▸ TEXT PROVIDED

* BEGIN *

Ed, I had a roommate once that poured beer in his rice crispies on a regular basis. Somehow we fell out of touch.


----------



## volcano23000 (Feb 22, 2012)

Exactly what I was looking for, thanks! I knew there would be some pretty obvious reasons...and y'all are hilarious!


----------



## ag-au (Feb 2, 2014)

I imagine if you overcome the smell issues, imagine a flight fly contaminating.. That would be way easier in a big tank! You open to harvest and BAM! They fly at your face!


----------



## darkmethos (Feb 17, 2014)

energy grew ff in his huge viv and the frogs just helped themselves.
For me that was an excellent idea.


----------



## Pumilo (Sep 4, 2010)

darkmethos said:


> energy grew ff in his huge viv and the frogs just helped themselves.
> For me that was an excellent idea.


How do you propose supplementing the frogs with vitamins and calcium? Mixing vitamins into the media will NOT work. Certain vitamins will be sequestered in levels hundreds of times what is normal. This blocks others from being utilized, even though they are present. The end balance that your frogs receive will be all out of whack. Frogs have died this way. Energy has a beautiful system but if you read the thread, there have been many losses, replaced by other animals. I'm not sure citing that thread is proof that this would work. Keeping frogs without dusting, and culturing without dusting before feed out, has proven fatal over and over again. Energy's system supplies no proof to the contrary.
Flies must be dusted with proper vitamin supplements or your frogs will suffer and die.


----------



## carola1155 (Sep 10, 2007)

Pumilo said:


> Keeping frogs without dusting, and culturing without dusting before feed out, has proven fatal over and over again. Energy's system supplies no proof to the contrary.
> Flies must be dusted with proper vitamin supplements or your frogs will suffer and die.


I'm all for new ideas... But sometimes people need to stop trying to reinvent the wheel. What Doug said here is true and there is no way to get around it. Fruit flies need supplements.

* END *

▸ JOBS
1. From the frog-feeding thread, quote the part that opens with the words containing "## ag-au (Feb" and closes with "at your face!".
2. List every username that appears as a post header in the frog-feeding thread.
3. Using the frog-feeding thread, decide whether each statement agrees with it: (a) Pumilo says that mixing vitamins into the media will work. (b) carola1155 says that fruit flies need supplements. (c) darkmethos considered energy's approach a poor idea.
The lines that come next have no connection to the frog-feeding thread.

▸ DATASET EXCERPT
* BEGIN *

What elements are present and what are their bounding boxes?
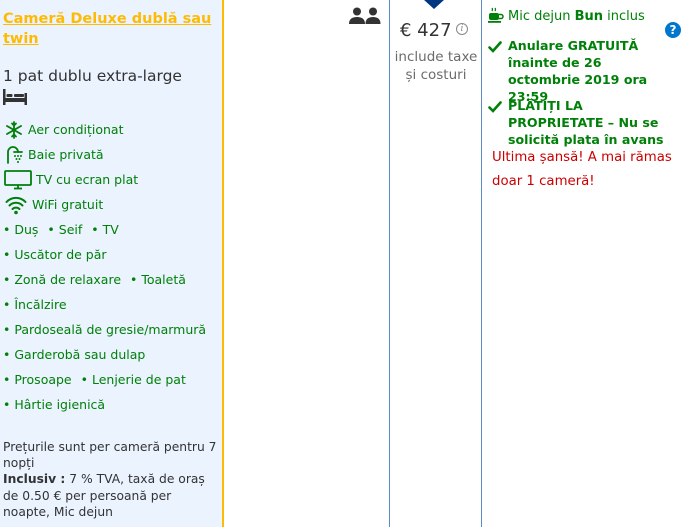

* END *

▸ TASK ANSWERS
1.
## ag-au (Feb 2, 2014)

I imagine if you overcome the smell issues, imagine a flight fly contaminating.. That would be way easier in a big tank! You open to harvest and BAM! They fly at your face!

2.
volcano23000
ag-au
darkmethos
Pumilo
carola1155

3.
(a) No: "Mixing vitamins into the media will NOT work."
(b) Yes: "Fruit flies need supplements."
(c) No: "For me that was an excellent idea."